> _EXERCISE DESCRIPTION_: Copy out exactly the lines from the one containing "Decode this image" to the end of the records below, both included, and nothing else.

> _DATA_:
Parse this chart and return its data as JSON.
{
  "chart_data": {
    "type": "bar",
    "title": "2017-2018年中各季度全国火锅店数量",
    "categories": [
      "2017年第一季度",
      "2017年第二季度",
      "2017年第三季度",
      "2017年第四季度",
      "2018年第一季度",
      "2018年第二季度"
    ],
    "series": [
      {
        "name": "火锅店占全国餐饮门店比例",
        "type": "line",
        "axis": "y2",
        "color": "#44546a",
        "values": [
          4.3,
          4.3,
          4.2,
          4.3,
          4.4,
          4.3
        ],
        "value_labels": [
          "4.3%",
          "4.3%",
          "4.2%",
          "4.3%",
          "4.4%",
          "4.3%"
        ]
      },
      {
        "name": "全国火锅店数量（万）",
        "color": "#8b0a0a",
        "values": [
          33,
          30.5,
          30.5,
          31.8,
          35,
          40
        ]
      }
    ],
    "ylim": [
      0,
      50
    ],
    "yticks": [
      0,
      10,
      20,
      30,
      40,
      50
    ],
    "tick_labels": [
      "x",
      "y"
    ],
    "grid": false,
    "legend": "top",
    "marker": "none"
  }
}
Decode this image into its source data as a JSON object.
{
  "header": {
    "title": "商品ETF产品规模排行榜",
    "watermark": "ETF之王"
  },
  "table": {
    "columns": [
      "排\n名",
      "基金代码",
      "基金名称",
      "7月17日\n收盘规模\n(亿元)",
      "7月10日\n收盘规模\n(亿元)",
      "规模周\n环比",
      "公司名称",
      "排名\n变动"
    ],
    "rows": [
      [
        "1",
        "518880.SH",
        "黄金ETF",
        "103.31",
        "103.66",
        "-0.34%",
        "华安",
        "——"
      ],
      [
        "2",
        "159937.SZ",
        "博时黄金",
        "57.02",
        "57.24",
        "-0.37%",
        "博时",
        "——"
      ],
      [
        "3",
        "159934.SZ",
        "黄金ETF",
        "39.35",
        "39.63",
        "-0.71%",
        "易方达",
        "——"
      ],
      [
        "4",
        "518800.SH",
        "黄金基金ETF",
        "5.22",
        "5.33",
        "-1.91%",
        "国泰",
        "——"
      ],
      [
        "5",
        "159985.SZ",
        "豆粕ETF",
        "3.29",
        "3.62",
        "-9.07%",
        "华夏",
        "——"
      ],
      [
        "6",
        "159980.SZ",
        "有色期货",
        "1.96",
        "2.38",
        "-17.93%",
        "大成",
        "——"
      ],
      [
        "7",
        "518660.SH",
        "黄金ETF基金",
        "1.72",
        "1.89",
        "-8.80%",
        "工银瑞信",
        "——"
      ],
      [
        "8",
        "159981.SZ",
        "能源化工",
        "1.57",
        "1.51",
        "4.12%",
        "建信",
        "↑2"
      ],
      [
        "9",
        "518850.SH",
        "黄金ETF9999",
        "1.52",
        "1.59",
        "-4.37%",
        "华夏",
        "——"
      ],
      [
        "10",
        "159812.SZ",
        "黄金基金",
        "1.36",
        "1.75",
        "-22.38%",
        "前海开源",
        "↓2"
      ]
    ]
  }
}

> _SOLUTION BELOW_:
Decode this image into its source data as a JSON object.
{
  "header": {
    "title": "商品ETF产品规模排行榜",
    "watermark": "ETF之王"
  },
  "table": {
    "columns": [
      "排\n名",
      "基金代码",
      "基金名称",
      "7月17日\n收盘规模\n(亿元)",
      "7月10日\n收盘规模\n(亿元)",
      "规模周\n环比",
      "公司名称",
      "排名\n变动"
    ],
    "rows": [
      [
        "1",
        "518880.SH",
        "黄金ETF",
        "103.31",
        "103.66",
        "-0.34%",
        "华安",
        "——"
      ],
      [
        "2",
        "159937.SZ",
        "博时黄金",
        "57.02",
        "57.24",
        "-0.37%",
        "博时",
        "——"
      ],
      [
        "3",
        "159934.SZ",
        "黄金ETF",
        "39.35",
        "39.63",
        "-0.71%",
        "易方达",
        "——"
      ],
      [
        "4",
        "518800.SH",
        "黄金基金ETF",
        "5.22",
        "5.33",
        "-1.91%",
        "国泰",
        "——"
      ],
      [
        "5",
        "159985.SZ",
        "豆粕ETF",
        "3.29",
        "3.62",
        "-9.07%",
        "华夏",
        "——"
      ],
      [
        "6",
        "159980.SZ",
        "有色期货",
        "1.96",
        "2.38",
        "-17.93%",
        "大成",
        "——"
      ],
      [
        "7",
        "518660.SH",
        "黄金ETF基金",
        "1.72",
        "1.89",
        "-8.80%",
        "工银瑞信",
        "——"
      ],
      [
        "8",
        "159981.SZ",
        "能源化工",
        "1.57",
        "1.51",
        "4.12%",
        "建信",
        "↑2"
      ],
      [
        "9",
        "518850.SH",
        "黄金ETF9999",
        "1.52",
        "1.59",
        "-4.37%",
        "华夏",
        "——"
      ],
      [
        "10",
        "159812.SZ",
        "黄金基金",
        "1.36",
        "1.75",
        "-22.38%",
        "前海开源",
        "↓2"
      ]
    ]
  }
}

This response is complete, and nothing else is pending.